Work required: Copy out every line of the data exactly.
········
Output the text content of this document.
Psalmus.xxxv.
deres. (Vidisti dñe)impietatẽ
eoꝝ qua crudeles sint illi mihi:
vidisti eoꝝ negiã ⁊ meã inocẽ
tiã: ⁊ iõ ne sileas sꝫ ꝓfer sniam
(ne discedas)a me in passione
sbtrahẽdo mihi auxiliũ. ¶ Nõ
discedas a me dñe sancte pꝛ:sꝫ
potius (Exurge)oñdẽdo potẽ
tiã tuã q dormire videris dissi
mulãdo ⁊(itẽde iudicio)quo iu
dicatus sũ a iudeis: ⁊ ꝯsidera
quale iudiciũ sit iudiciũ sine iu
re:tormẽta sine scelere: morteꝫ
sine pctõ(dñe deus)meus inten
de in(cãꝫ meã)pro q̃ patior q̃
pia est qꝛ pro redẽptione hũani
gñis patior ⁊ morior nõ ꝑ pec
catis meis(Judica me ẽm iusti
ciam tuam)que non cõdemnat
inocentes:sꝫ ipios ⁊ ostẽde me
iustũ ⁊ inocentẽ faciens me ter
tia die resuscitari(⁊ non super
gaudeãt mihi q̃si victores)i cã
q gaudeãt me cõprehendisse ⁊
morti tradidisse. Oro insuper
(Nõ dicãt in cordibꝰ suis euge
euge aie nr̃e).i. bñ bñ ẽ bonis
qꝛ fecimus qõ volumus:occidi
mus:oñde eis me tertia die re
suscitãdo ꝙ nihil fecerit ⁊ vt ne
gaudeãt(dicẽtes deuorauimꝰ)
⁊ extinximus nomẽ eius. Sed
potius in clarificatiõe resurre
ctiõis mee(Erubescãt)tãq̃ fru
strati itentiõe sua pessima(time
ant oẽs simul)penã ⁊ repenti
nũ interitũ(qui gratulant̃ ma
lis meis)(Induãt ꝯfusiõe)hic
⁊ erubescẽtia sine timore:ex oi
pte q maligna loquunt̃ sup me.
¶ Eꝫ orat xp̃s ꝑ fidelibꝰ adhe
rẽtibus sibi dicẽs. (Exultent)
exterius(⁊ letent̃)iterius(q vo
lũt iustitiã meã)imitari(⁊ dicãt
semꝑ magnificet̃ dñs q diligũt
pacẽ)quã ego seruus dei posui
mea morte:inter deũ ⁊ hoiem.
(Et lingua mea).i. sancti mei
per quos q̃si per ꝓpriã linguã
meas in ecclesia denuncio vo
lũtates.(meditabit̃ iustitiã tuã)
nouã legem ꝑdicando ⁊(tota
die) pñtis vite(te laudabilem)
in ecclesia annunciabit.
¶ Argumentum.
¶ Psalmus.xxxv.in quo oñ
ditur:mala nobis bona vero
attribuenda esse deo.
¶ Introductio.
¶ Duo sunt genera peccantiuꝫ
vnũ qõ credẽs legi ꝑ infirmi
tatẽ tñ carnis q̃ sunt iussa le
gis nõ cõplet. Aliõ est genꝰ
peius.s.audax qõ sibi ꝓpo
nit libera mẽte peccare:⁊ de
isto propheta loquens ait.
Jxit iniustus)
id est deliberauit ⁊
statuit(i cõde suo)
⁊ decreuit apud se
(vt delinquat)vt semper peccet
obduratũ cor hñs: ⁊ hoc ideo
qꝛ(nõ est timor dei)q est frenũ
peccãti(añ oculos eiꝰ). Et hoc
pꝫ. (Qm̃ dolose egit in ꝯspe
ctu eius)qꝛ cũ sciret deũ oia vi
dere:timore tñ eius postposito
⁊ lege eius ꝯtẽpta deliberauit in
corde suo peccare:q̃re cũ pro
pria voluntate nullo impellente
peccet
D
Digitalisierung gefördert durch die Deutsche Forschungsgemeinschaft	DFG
········
Result of this exercise:
Output the text content of this document.
Psalmus.xxxv.
deres. (Vidisti dñe)impietatẽ
eoꝝ qua crudeles sint illi mihi:
vidisti eoꝝ negiã ⁊ meã inocẽ
tiã: ⁊ iõ ne sileas sꝫ ꝓfer sniam
(ne discedas)a me in passione
sbtrahẽdo mihi auxiliũ. ¶ Nõ
discedas a me dñe sancte pꝛ:sꝫ
potius (Exurge)oñdẽdo potẽ
tiã tuã q dormire videris dissi
mulãdo ⁊(itẽde iudicio)quo iu
dicatus sũ a iudeis: ⁊ ꝯsidera
quale iudiciũ sit iudiciũ sine iu
re:tormẽta sine scelere: morteꝫ
sine pctõ(dñe deus)meus inten
de in(cãꝫ meã)pro q̃ patior q̃
pia est qꝛ pro redẽptione hũani
gñis patior ⁊ morior nõ ꝑ pec
catis meis(Judica me ẽm iusti
ciam tuam)que non cõdemnat
inocentes:sꝫ ipios ⁊ ostẽde me
iustũ ⁊ inocentẽ faciens me ter
tia die resuscitari(⁊ non super
gaudeãt mihi q̃si victores)i cã
q gaudeãt me cõprehendisse ⁊
morti tradidisse. Oro insuper
(Nõ dicãt in cordibꝰ suis euge
euge aie nr̃e).i. bñ bñ ẽ bonis
qꝛ fecimus qõ volumus:occidi
mus:oñde eis me tertia die re
suscitãdo ꝙ nihil fecerit ⁊ vt ne
gaudeãt(dicẽtes deuorauimꝰ)
⁊ extinximus nomẽ eius. Sed
potius in clarificatiõe resurre
ctiõis mee(Erubescãt)tãq̃ fru
strati itentiõe sua pessima(time
ant oẽs simul)penã ⁊ repenti
nũ interitũ(qui gratulant̃ ma
lis meis)(Induãt ꝯfusiõe)hic
⁊ erubescẽtia sine timore:ex oi
pte q maligna loquunt̃ sup me.
¶ Eꝫ orat xp̃s ꝑ fidelibꝰ adhe
rẽtibus sibi dicẽs. (Exultent)
exterius(⁊ letent̃)iterius(q vo
lũt iustitiã meã)imitari(⁊ dicãt
semꝑ magnificet̃ dñs q diligũt
pacẽ)quã ego seruus dei posui
mea morte:inter deũ ⁊ hoiem.
(Et lingua mea).i. sancti mei
per quos q̃si per ꝓpriã linguã
meas in ecclesia denuncio vo
lũtates.(meditabit̃ iustitiã tuã)
nouã legem ꝑdicando ⁊(tota
die) pñtis vite(te laudabilem)
in ecclesia annunciabit.
¶ Argumentum.
¶ Psalmus.xxxv.in quo oñ
ditur:mala nobis bona vero
attribuenda esse deo.
¶ Introductio.
¶ Duo sunt genera peccantiuꝫ
vnũ qõ credẽs legi ꝑ infirmi
tatẽ tñ carnis q̃ sunt iussa le
gis nõ cõplet. Aliõ est genꝰ
peius.s.audax qõ sibi ꝓpo
nit libera mẽte peccare:⁊ de
isto propheta loquens ait.
Jxit iniustus)
id est deliberauit ⁊
statuit(i cõde suo)
⁊ decreuit apud se
(vt delinquat)vt semper peccet
obduratũ cor hñs: ⁊ hoc ideo
qꝛ(nõ est timor dei)q est frenũ
peccãti(añ oculos eiꝰ). Et hoc
pꝫ. (Qm̃ dolose egit in ꝯspe
ctu eius)qꝛ cũ sciret deũ oia vi
dere:timore tñ eius postposito
⁊ lege eius ꝯtẽpta deliberauit in
corde suo peccare:q̃re cũ pro
pria voluntate nullo impellente
peccet
D
Digitalisierung gefördert durch die Deutsche Forschungsgemeinschaft	DFG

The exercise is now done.